What is required: Would you transcribe all of the data exactly, down to the last character?

Data to use:

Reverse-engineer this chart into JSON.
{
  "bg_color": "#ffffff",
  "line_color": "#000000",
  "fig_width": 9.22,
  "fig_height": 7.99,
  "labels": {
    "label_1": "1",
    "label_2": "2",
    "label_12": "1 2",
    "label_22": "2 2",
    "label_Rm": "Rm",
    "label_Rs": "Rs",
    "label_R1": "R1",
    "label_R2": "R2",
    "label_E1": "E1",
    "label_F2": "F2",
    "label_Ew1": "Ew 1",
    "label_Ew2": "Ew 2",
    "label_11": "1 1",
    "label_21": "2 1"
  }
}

Written answer:
Reverse-engineer this chart into JSON.
{
  "bg_color": "#ffffff",
  "line_color": "#000000",
  "fig_width": 9.22,
  "fig_height": 7.99,
  "labels": {
    "label_1": "1",
    "label_2": "2",
    "label_12": "1 2",
    "label_22": "2 2",
    "label_Rm": "Rm",
    "label_Rs": "Rs",
    "label_R1": "R1",
    "label_R2": "R2",
    "label_E1": "E1",
    "label_F2": "F2",
    "label_Ew1": "Ew 1",
    "label_Ew2": "Ew 2",
    "label_11": "1 1",
    "label_21": "2 1"
  }
}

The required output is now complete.